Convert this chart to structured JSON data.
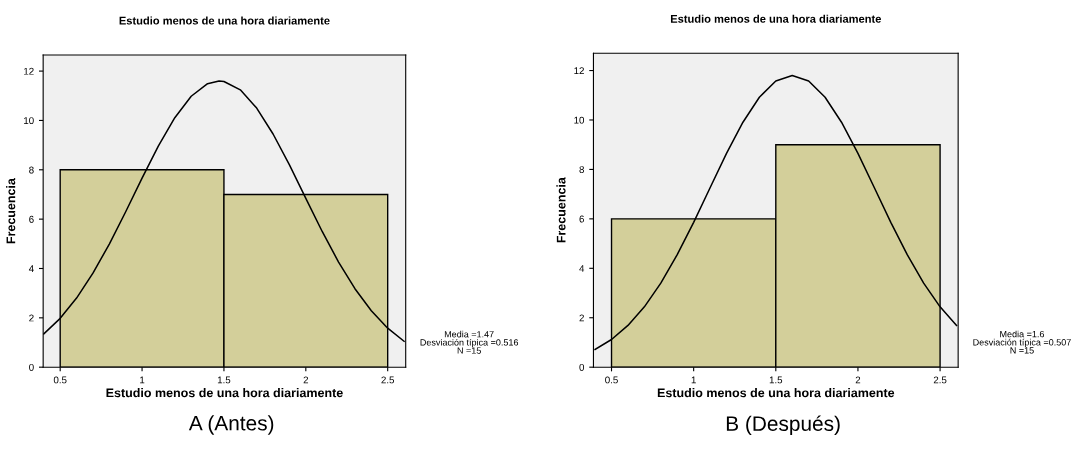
{
  "chart_data": [
    {
      "type": "histogram",
      "title": "Estudio menos de una hora diariamente",
      "xlabel": "Estudio menos de una hora diariamente",
      "ylabel": "Frecuencia",
      "bins": [
        0.5,
        1.5,
        2.5
      ],
      "xlim": [
        0.396,
        2.61
      ],
      "ylim": [
        0,
        12.65
      ],
      "xticks": [
        0.5,
        1,
        1.5,
        2,
        2.5
      ],
      "yticks": [
        0,
        2,
        4,
        6,
        8,
        10,
        12
      ],
      "grid": false,
      "legend": false,
      "series": [
        {
          "color": "#d3cf9a",
          "values": [
            8,
            7
          ]
        },
        {
          "type": "line",
          "color": "#000000",
          "x": [
            0.4,
            0.5,
            0.6,
            0.7,
            0.8,
            0.9,
            1.0,
            1.1,
            1.2,
            1.3,
            1.4,
            1.47,
            1.5,
            1.6,
            1.7,
            1.8,
            1.9,
            2.0,
            2.1,
            2.2,
            2.3,
            2.4,
            2.5,
            2.6
          ],
          "values": [
            1.35,
            1.98,
            2.8,
            3.81,
            4.99,
            6.3,
            7.66,
            8.97,
            10.11,
            10.98,
            11.49,
            11.6,
            11.58,
            11.24,
            10.5,
            9.45,
            8.2,
            6.84,
            5.5,
            4.26,
            3.18,
            2.29,
            1.58,
            1.05
          ]
        }
      ],
      "annotations": [
        "Media =1.47\nDesviación típica =0.516\nN =15",
        "A (Antes)"
      ]
    },
    {
      "type": "histogram",
      "title": "Estudio menos de una hora diariamente",
      "xlabel": "Estudio menos de una hora diariamente",
      "ylabel": "Frecuencia",
      "bins": [
        0.5,
        1.5,
        2.5
      ],
      "xlim": [
        0.39,
        2.61
      ],
      "ylim": [
        0,
        12.7
      ],
      "xticks": [
        0.5,
        1,
        1.5,
        2,
        2.5
      ],
      "yticks": [
        0,
        2,
        4,
        6,
        8,
        10,
        12
      ],
      "grid": false,
      "legend": false,
      "series": [
        {
          "color": "#d3cf9a",
          "values": [
            6,
            9
          ]
        },
        {
          "type": "line",
          "color": "#000000",
          "x": [
            0.4,
            0.5,
            0.6,
            0.7,
            0.8,
            0.9,
            1.0,
            1.1,
            1.2,
            1.3,
            1.4,
            1.5,
            1.6,
            1.7,
            1.8,
            1.9,
            2.0,
            2.1,
            2.2,
            2.3,
            2.4,
            2.5,
            2.6
          ],
          "values": [
            0.72,
            1.12,
            1.69,
            2.44,
            3.4,
            4.55,
            5.86,
            7.26,
            8.65,
            9.91,
            10.92,
            11.58,
            11.8,
            11.58,
            10.92,
            9.91,
            8.65,
            7.26,
            5.86,
            4.55,
            3.4,
            2.44,
            1.69
          ]
        }
      ],
      "annotations": [
        "Media =1.6\nDesviación típica =0.507\nN =15",
        "B (Después)"
      ]
    }
  ]
}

Written task: Reproduce every entry word for word, but skip any pictures.

The response:
Convert this chart to structured JSON data.
{
  "chart_data": [
    {
      "type": "histogram",
      "title": "Estudio menos de una hora diariamente",
      "xlabel": "Estudio menos de una hora diariamente",
      "ylabel": "Frecuencia",
      "bins": [
        0.5,
        1.5,
        2.5
      ],
      "xlim": [
        0.396,
        2.61
      ],
      "ylim": [
        0,
        12.65
      ],
      "xticks": [
        0.5,
        1,
        1.5,
        2,
        2.5
      ],
      "yticks": [
        0,
        2,
        4,
        6,
        8,
        10,
        12
      ],
      "grid": false,
      "legend": false,
      "series": [
        {
          "color": "#d3cf9a",
          "values": [
            8,
            7
          ]
        },
        {
          "type": "line",
          "color": "#000000",
          "x": [
            0.4,
            0.5,
            0.6,
            0.7,
            0.8,
            0.9,
            1.0,
            1.1,
            1.2,
            1.3,
            1.4,
            1.47,
            1.5,
            1.6,
            1.7,
            1.8,
            1.9,
            2.0,
            2.1,
            2.2,
            2.3,
            2.4,
            2.5,
            2.6
          ],
          "values": [
            1.35,
            1.98,
            2.8,
            3.81,
            4.99,
            6.3,
            7.66,
            8.97,
            10.11,
            10.98,
            11.49,
            11.6,
            11.58,
            11.24,
            10.5,
            9.45,
            8.2,
            6.84,
            5.5,
            4.26,
            3.18,
            2.29,
            1.58,
            1.05
          ]
        }
      ],
      "annotations": [
        "Media =1.47\nDesviación típica =0.516\nN =15",
        "A (Antes)"
      ]
    },
    {
      "type": "histogram",
      "title": "Estudio menos de una hora diariamente",
      "xlabel": "Estudio menos de una hora diariamente",
      "ylabel": "Frecuencia",
      "bins": [
        0.5,
        1.5,
        2.5
      ],
      "xlim": [
        0.39,
        2.61
      ],
      "ylim": [
        0,
        12.7
      ],
      "xticks": [
        0.5,
        1,
        1.5,
        2,
        2.5
      ],
      "yticks": [
        0,
        2,
        4,
        6,
        8,
        10,
        12
      ],
      "grid": false,
      "legend": false,
      "series": [
        {
          "color": "#d3cf9a",
          "values": [
            6,
            9
          ]
        },
        {
          "type": "line",
          "color": "#000000",
          "x": [
            0.4,
            0.5,
            0.6,
            0.7,
            0.8,
            0.9,
            1.0,
            1.1,
            1.2,
            1.3,
            1.4,
            1.5,
            1.6,
            1.7,
            1.8,
            1.9,
            2.0,
            2.1,
            2.2,
            2.3,
            2.4,
            2.5,
            2.6
          ],
          "values": [
            0.72,
            1.12,
            1.69,
            2.44,
            3.4,
            4.55,
            5.86,
            7.26,
            8.65,
            9.91,
            10.92,
            11.58,
            11.8,
            11.58,
            10.92,
            9.91,
            8.65,
            7.26,
            5.86,
            4.55,
            3.4,
            2.44,
            1.69
          ]
        }
      ],
      "annotations": [
        "Media =1.6\nDesviación típica =0.507\nN =15",
        "B (Después)"
      ]
    }
  ]
}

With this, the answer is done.